_Listed records:_
◇ ◇ ◇ ◇

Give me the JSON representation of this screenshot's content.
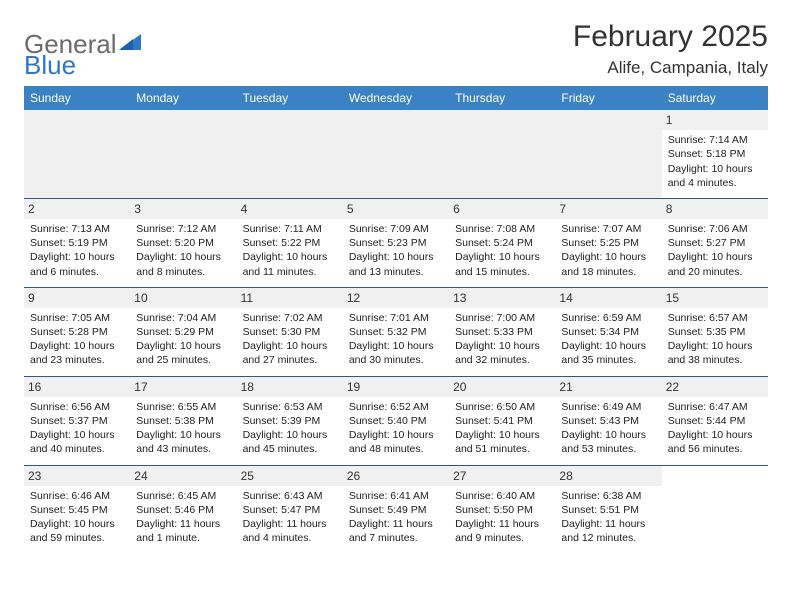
{
  "logo": {
    "text1": "General",
    "text2": "Blue"
  },
  "title": "February 2025",
  "location": "Alife, Campania, Italy",
  "header_bg": "#3b82c4",
  "day_separator_color": "#2b5a8a",
  "alt_row_bg": "#f0f0f0",
  "day_headers": [
    "Sunday",
    "Monday",
    "Tuesday",
    "Wednesday",
    "Thursday",
    "Friday",
    "Saturday"
  ],
  "weeks": [
    [
      null,
      null,
      null,
      null,
      null,
      null,
      {
        "n": "1",
        "sunrise": "Sunrise: 7:14 AM",
        "sunset": "Sunset: 5:18 PM",
        "daylight1": "Daylight: 10 hours",
        "daylight2": "and 4 minutes."
      }
    ],
    [
      {
        "n": "2",
        "sunrise": "Sunrise: 7:13 AM",
        "sunset": "Sunset: 5:19 PM",
        "daylight1": "Daylight: 10 hours",
        "daylight2": "and 6 minutes."
      },
      {
        "n": "3",
        "sunrise": "Sunrise: 7:12 AM",
        "sunset": "Sunset: 5:20 PM",
        "daylight1": "Daylight: 10 hours",
        "daylight2": "and 8 minutes."
      },
      {
        "n": "4",
        "sunrise": "Sunrise: 7:11 AM",
        "sunset": "Sunset: 5:22 PM",
        "daylight1": "Daylight: 10 hours",
        "daylight2": "and 11 minutes."
      },
      {
        "n": "5",
        "sunrise": "Sunrise: 7:09 AM",
        "sunset": "Sunset: 5:23 PM",
        "daylight1": "Daylight: 10 hours",
        "daylight2": "and 13 minutes."
      },
      {
        "n": "6",
        "sunrise": "Sunrise: 7:08 AM",
        "sunset": "Sunset: 5:24 PM",
        "daylight1": "Daylight: 10 hours",
        "daylight2": "and 15 minutes."
      },
      {
        "n": "7",
        "sunrise": "Sunrise: 7:07 AM",
        "sunset": "Sunset: 5:25 PM",
        "daylight1": "Daylight: 10 hours",
        "daylight2": "and 18 minutes."
      },
      {
        "n": "8",
        "sunrise": "Sunrise: 7:06 AM",
        "sunset": "Sunset: 5:27 PM",
        "daylight1": "Daylight: 10 hours",
        "daylight2": "and 20 minutes."
      }
    ],
    [
      {
        "n": "9",
        "sunrise": "Sunrise: 7:05 AM",
        "sunset": "Sunset: 5:28 PM",
        "daylight1": "Daylight: 10 hours",
        "daylight2": "and 23 minutes."
      },
      {
        "n": "10",
        "sunrise": "Sunrise: 7:04 AM",
        "sunset": "Sunset: 5:29 PM",
        "daylight1": "Daylight: 10 hours",
        "daylight2": "and 25 minutes."
      },
      {
        "n": "11",
        "sunrise": "Sunrise: 7:02 AM",
        "sunset": "Sunset: 5:30 PM",
        "daylight1": "Daylight: 10 hours",
        "daylight2": "and 27 minutes."
      },
      {
        "n": "12",
        "sunrise": "Sunrise: 7:01 AM",
        "sunset": "Sunset: 5:32 PM",
        "daylight1": "Daylight: 10 hours",
        "daylight2": "and 30 minutes."
      },
      {
        "n": "13",
        "sunrise": "Sunrise: 7:00 AM",
        "sunset": "Sunset: 5:33 PM",
        "daylight1": "Daylight: 10 hours",
        "daylight2": "and 32 minutes."
      },
      {
        "n": "14",
        "sunrise": "Sunrise: 6:59 AM",
        "sunset": "Sunset: 5:34 PM",
        "daylight1": "Daylight: 10 hours",
        "daylight2": "and 35 minutes."
      },
      {
        "n": "15",
        "sunrise": "Sunrise: 6:57 AM",
        "sunset": "Sunset: 5:35 PM",
        "daylight1": "Daylight: 10 hours",
        "daylight2": "and 38 minutes."
      }
    ],
    [
      {
        "n": "16",
        "sunrise": "Sunrise: 6:56 AM",
        "sunset": "Sunset: 5:37 PM",
        "daylight1": "Daylight: 10 hours",
        "daylight2": "and 40 minutes."
      },
      {
        "n": "17",
        "sunrise": "Sunrise: 6:55 AM",
        "sunset": "Sunset: 5:38 PM",
        "daylight1": "Daylight: 10 hours",
        "daylight2": "and 43 minutes."
      },
      {
        "n": "18",
        "sunrise": "Sunrise: 6:53 AM",
        "sunset": "Sunset: 5:39 PM",
        "daylight1": "Daylight: 10 hours",
        "daylight2": "and 45 minutes."
      },
      {
        "n": "19",
        "sunrise": "Sunrise: 6:52 AM",
        "sunset": "Sunset: 5:40 PM",
        "daylight1": "Daylight: 10 hours",
        "daylight2": "and 48 minutes."
      },
      {
        "n": "20",
        "sunrise": "Sunrise: 6:50 AM",
        "sunset": "Sunset: 5:41 PM",
        "daylight1": "Daylight: 10 hours",
        "daylight2": "and 51 minutes."
      },
      {
        "n": "21",
        "sunrise": "Sunrise: 6:49 AM",
        "sunset": "Sunset: 5:43 PM",
        "daylight1": "Daylight: 10 hours",
        "daylight2": "and 53 minutes."
      },
      {
        "n": "22",
        "sunrise": "Sunrise: 6:47 AM",
        "sunset": "Sunset: 5:44 PM",
        "daylight1": "Daylight: 10 hours",
        "daylight2": "and 56 minutes."
      }
    ],
    [
      {
        "n": "23",
        "sunrise": "Sunrise: 6:46 AM",
        "sunset": "Sunset: 5:45 PM",
        "daylight1": "Daylight: 10 hours",
        "daylight2": "and 59 minutes."
      },
      {
        "n": "24",
        "sunrise": "Sunrise: 6:45 AM",
        "sunset": "Sunset: 5:46 PM",
        "daylight1": "Daylight: 11 hours",
        "daylight2": "and 1 minute."
      },
      {
        "n": "25",
        "sunrise": "Sunrise: 6:43 AM",
        "sunset": "Sunset: 5:47 PM",
        "daylight1": "Daylight: 11 hours",
        "daylight2": "and 4 minutes."
      },
      {
        "n": "26",
        "sunrise": "Sunrise: 6:41 AM",
        "sunset": "Sunset: 5:49 PM",
        "daylight1": "Daylight: 11 hours",
        "daylight2": "and 7 minutes."
      },
      {
        "n": "27",
        "sunrise": "Sunrise: 6:40 AM",
        "sunset": "Sunset: 5:50 PM",
        "daylight1": "Daylight: 11 hours",
        "daylight2": "and 9 minutes."
      },
      {
        "n": "28",
        "sunrise": "Sunrise: 6:38 AM",
        "sunset": "Sunset: 5:51 PM",
        "daylight1": "Daylight: 11 hours",
        "daylight2": "and 12 minutes."
      },
      null
    ]
  ]
}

◇ ◇ ◇ ◇

_What the task requires:_ Using the material above, set down every line exactly, but skip the pictures.

_Answer to the problem:_
Give me the JSON representation of this screenshot's content.
{
  "logo": {
    "text1": "General",
    "text2": "Blue"
  },
  "title": "February 2025",
  "location": "Alife, Campania, Italy",
  "header_bg": "#3b82c4",
  "day_separator_color": "#2b5a8a",
  "alt_row_bg": "#f0f0f0",
  "day_headers": [
    "Sunday",
    "Monday",
    "Tuesday",
    "Wednesday",
    "Thursday",
    "Friday",
    "Saturday"
  ],
  "weeks": [
    [
      null,
      null,
      null,
      null,
      null,
      null,
      {
        "n": "1",
        "sunrise": "Sunrise: 7:14 AM",
        "sunset": "Sunset: 5:18 PM",
        "daylight1": "Daylight: 10 hours",
        "daylight2": "and 4 minutes."
      }
    ],
    [
      {
        "n": "2",
        "sunrise": "Sunrise: 7:13 AM",
        "sunset": "Sunset: 5:19 PM",
        "daylight1": "Daylight: 10 hours",
        "daylight2": "and 6 minutes."
      },
      {
        "n": "3",
        "sunrise": "Sunrise: 7:12 AM",
        "sunset": "Sunset: 5:20 PM",
        "daylight1": "Daylight: 10 hours",
        "daylight2": "and 8 minutes."
      },
      {
        "n": "4",
        "sunrise": "Sunrise: 7:11 AM",
        "sunset": "Sunset: 5:22 PM",
        "daylight1": "Daylight: 10 hours",
        "daylight2": "and 11 minutes."
      },
      {
        "n": "5",
        "sunrise": "Sunrise: 7:09 AM",
        "sunset": "Sunset: 5:23 PM",
        "daylight1": "Daylight: 10 hours",
        "daylight2": "and 13 minutes."
      },
      {
        "n": "6",
        "sunrise": "Sunrise: 7:08 AM",
        "sunset": "Sunset: 5:24 PM",
        "daylight1": "Daylight: 10 hours",
        "daylight2": "and 15 minutes."
      },
      {
        "n": "7",
        "sunrise": "Sunrise: 7:07 AM",
        "sunset": "Sunset: 5:25 PM",
        "daylight1": "Daylight: 10 hours",
        "daylight2": "and 18 minutes."
      },
      {
        "n": "8",
        "sunrise": "Sunrise: 7:06 AM",
        "sunset": "Sunset: 5:27 PM",
        "daylight1": "Daylight: 10 hours",
        "daylight2": "and 20 minutes."
      }
    ],
    [
      {
        "n": "9",
        "sunrise": "Sunrise: 7:05 AM",
        "sunset": "Sunset: 5:28 PM",
        "daylight1": "Daylight: 10 hours",
        "daylight2": "and 23 minutes."
      },
      {
        "n": "10",
        "sunrise": "Sunrise: 7:04 AM",
        "sunset": "Sunset: 5:29 PM",
        "daylight1": "Daylight: 10 hours",
        "daylight2": "and 25 minutes."
      },
      {
        "n": "11",
        "sunrise": "Sunrise: 7:02 AM",
        "sunset": "Sunset: 5:30 PM",
        "daylight1": "Daylight: 10 hours",
        "daylight2": "and 27 minutes."
      },
      {
        "n": "12",
        "sunrise": "Sunrise: 7:01 AM",
        "sunset": "Sunset: 5:32 PM",
        "daylight1": "Daylight: 10 hours",
        "daylight2": "and 30 minutes."
      },
      {
        "n": "13",
        "sunrise": "Sunrise: 7:00 AM",
        "sunset": "Sunset: 5:33 PM",
        "daylight1": "Daylight: 10 hours",
        "daylight2": "and 32 minutes."
      },
      {
        "n": "14",
        "sunrise": "Sunrise: 6:59 AM",
        "sunset": "Sunset: 5:34 PM",
        "daylight1": "Daylight: 10 hours",
        "daylight2": "and 35 minutes."
      },
      {
        "n": "15",
        "sunrise": "Sunrise: 6:57 AM",
        "sunset": "Sunset: 5:35 PM",
        "daylight1": "Daylight: 10 hours",
        "daylight2": "and 38 minutes."
      }
    ],
    [
      {
        "n": "16",
        "sunrise": "Sunrise: 6:56 AM",
        "sunset": "Sunset: 5:37 PM",
        "daylight1": "Daylight: 10 hours",
        "daylight2": "and 40 minutes."
      },
      {
        "n": "17",
        "sunrise": "Sunrise: 6:55 AM",
        "sunset": "Sunset: 5:38 PM",
        "daylight1": "Daylight: 10 hours",
        "daylight2": "and 43 minutes."
      },
      {
        "n": "18",
        "sunrise": "Sunrise: 6:53 AM",
        "sunset": "Sunset: 5:39 PM",
        "daylight1": "Daylight: 10 hours",
        "daylight2": "and 45 minutes."
      },
      {
        "n": "19",
        "sunrise": "Sunrise: 6:52 AM",
        "sunset": "Sunset: 5:40 PM",
        "daylight1": "Daylight: 10 hours",
        "daylight2": "and 48 minutes."
      },
      {
        "n": "20",
        "sunrise": "Sunrise: 6:50 AM",
        "sunset": "Sunset: 5:41 PM",
        "daylight1": "Daylight: 10 hours",
        "daylight2": "and 51 minutes."
      },
      {
        "n": "21",
        "sunrise": "Sunrise: 6:49 AM",
        "sunset": "Sunset: 5:43 PM",
        "daylight1": "Daylight: 10 hours",
        "daylight2": "and 53 minutes."
      },
      {
        "n": "22",
        "sunrise": "Sunrise: 6:47 AM",
        "sunset": "Sunset: 5:44 PM",
        "daylight1": "Daylight: 10 hours",
        "daylight2": "and 56 minutes."
      }
    ],
    [
      {
        "n": "23",
        "sunrise": "Sunrise: 6:46 AM",
        "sunset": "Sunset: 5:45 PM",
        "daylight1": "Daylight: 10 hours",
        "daylight2": "and 59 minutes."
      },
      {
        "n": "24",
        "sunrise": "Sunrise: 6:45 AM",
        "sunset": "Sunset: 5:46 PM",
        "daylight1": "Daylight: 11 hours",
        "daylight2": "and 1 minute."
      },
      {
        "n": "25",
        "sunrise": "Sunrise: 6:43 AM",
        "sunset": "Sunset: 5:47 PM",
        "daylight1": "Daylight: 11 hours",
        "daylight2": "and 4 minutes."
      },
      {
        "n": "26",
        "sunrise": "Sunrise: 6:41 AM",
        "sunset": "Sunset: 5:49 PM",
        "daylight1": "Daylight: 11 hours",
        "daylight2": "and 7 minutes."
      },
      {
        "n": "27",
        "sunrise": "Sunrise: 6:40 AM",
        "sunset": "Sunset: 5:50 PM",
        "daylight1": "Daylight: 11 hours",
        "daylight2": "and 9 minutes."
      },
      {
        "n": "28",
        "sunrise": "Sunrise: 6:38 AM",
        "sunset": "Sunset: 5:51 PM",
        "daylight1": "Daylight: 11 hours",
        "daylight2": "and 12 minutes."
      },
      null
    ]
  ]
}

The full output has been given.